:: GIVEN EXERCISE ::
Copy the data below word for word, from the line containing "I need the location" through the line containing "legend-label: Mesh 3 MRF [344, 632, 440, 646]", and leave out the pictures.

:: RECORDS FOR THE EXERCISE ::
┄┄┄┄┄┄┄┄┄┄┄┄┄┄┄┄┄┄┄┄
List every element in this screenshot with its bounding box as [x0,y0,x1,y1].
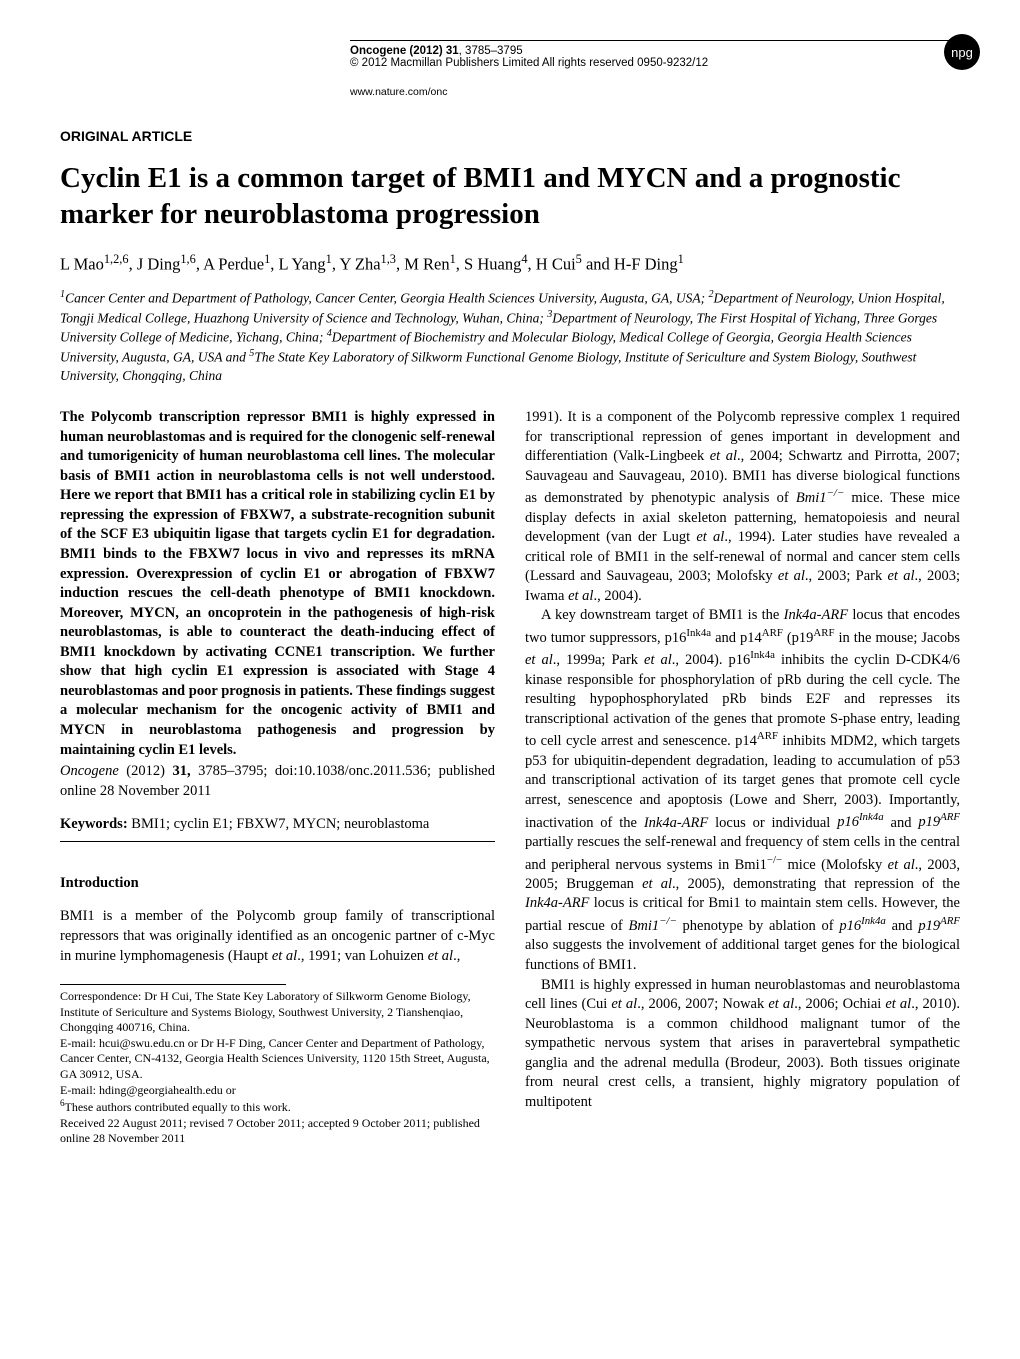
┄┄┄┄┄┄┄┄┄┄┄┄┄┄┄┄┄┄┄┄
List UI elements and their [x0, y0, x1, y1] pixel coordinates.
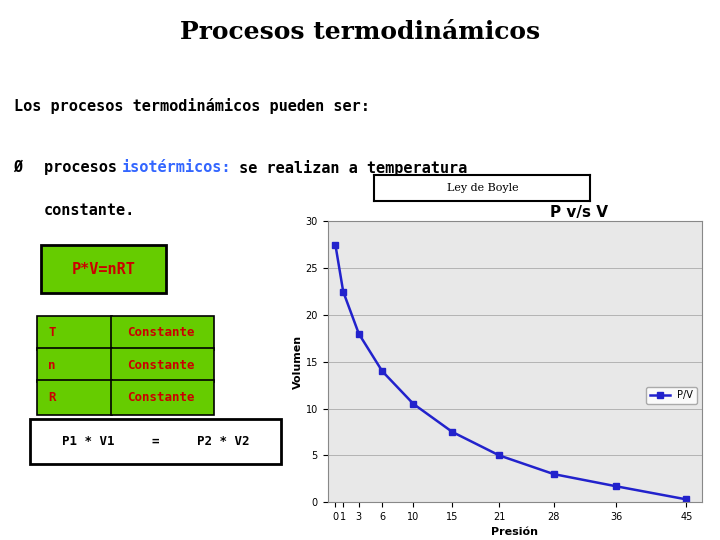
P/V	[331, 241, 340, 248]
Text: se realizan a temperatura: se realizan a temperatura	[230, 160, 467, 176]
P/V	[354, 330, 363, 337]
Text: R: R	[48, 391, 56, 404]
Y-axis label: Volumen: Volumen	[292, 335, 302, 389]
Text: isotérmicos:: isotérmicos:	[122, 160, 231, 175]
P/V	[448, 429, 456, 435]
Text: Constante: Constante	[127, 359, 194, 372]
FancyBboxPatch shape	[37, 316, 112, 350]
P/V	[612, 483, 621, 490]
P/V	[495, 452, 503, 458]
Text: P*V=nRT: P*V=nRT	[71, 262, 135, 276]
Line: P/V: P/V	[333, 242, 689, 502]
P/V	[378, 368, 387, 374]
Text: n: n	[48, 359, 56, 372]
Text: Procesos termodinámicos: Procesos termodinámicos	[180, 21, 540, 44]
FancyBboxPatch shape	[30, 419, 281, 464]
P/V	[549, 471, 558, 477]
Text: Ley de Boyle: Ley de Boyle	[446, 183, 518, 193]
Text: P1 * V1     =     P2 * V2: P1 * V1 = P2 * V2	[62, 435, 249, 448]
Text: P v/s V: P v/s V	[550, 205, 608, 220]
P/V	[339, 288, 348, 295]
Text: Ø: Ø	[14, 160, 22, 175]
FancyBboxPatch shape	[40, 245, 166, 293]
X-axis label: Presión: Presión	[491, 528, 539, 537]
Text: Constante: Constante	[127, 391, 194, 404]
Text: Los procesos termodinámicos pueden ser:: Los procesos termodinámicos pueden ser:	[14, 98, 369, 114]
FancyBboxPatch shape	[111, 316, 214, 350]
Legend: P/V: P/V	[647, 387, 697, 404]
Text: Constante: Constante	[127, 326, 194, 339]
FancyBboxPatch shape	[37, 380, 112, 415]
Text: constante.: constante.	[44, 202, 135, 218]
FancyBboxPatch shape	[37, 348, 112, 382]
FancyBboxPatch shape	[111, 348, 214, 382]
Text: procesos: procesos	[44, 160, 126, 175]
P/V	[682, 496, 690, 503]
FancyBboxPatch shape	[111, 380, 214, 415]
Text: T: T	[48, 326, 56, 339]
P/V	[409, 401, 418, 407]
┄┄┄┄┄┄┄┄┄┄┄┄┄┄┄┄┄┄┄┄
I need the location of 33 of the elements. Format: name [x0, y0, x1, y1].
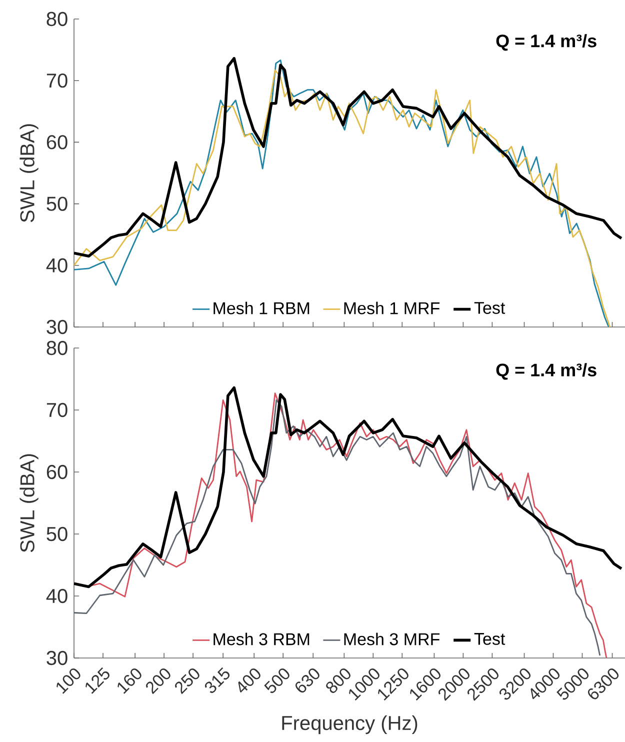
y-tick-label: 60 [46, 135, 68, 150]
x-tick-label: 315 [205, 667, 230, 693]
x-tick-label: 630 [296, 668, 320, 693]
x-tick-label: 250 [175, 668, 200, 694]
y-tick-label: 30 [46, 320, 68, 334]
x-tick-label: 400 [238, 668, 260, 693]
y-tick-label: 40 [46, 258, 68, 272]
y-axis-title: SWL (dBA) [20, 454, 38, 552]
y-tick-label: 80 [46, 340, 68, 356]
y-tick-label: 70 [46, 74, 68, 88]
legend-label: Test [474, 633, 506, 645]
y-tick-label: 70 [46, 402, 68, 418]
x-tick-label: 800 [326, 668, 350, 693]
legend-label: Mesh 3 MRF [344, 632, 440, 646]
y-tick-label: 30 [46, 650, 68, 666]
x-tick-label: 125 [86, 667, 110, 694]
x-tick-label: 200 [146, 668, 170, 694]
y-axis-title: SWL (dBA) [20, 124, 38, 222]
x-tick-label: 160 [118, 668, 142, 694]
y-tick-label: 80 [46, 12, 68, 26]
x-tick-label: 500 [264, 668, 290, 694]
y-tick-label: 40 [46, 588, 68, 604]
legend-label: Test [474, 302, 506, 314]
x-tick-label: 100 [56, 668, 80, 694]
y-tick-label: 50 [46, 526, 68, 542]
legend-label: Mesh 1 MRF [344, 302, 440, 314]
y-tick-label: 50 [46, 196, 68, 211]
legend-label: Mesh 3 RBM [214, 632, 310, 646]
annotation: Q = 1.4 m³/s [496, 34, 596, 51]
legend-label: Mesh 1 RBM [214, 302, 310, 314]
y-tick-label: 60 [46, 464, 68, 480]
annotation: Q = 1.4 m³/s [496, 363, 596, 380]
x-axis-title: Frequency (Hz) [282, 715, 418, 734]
┄┄┄┄┄┄┄┄┄┄┄┄┄┄┄┄┄┄┄┄
:: RESPONSE BELOW ::
I need the location of 33 of the elements. Format: name [x0, y0, x1, y1].
y-tick-label: 60 [46, 135, 68, 150]
x-tick-label: 315 [205, 667, 230, 693]
x-tick-label: 630 [296, 668, 320, 693]
x-tick-label: 250 [175, 668, 200, 694]
y-tick-label: 30 [46, 320, 68, 334]
x-tick-label: 400 [238, 668, 260, 693]
y-tick-label: 40 [46, 258, 68, 272]
y-axis-title: SWL (dBA) [20, 454, 38, 552]
y-tick-label: 80 [46, 340, 68, 356]
y-tick-label: 70 [46, 74, 68, 88]
legend-label: Test [474, 633, 506, 645]
y-tick-label: 70 [46, 402, 68, 418]
x-tick-label: 800 [326, 668, 350, 693]
legend-label: Mesh 3 MRF [344, 632, 440, 646]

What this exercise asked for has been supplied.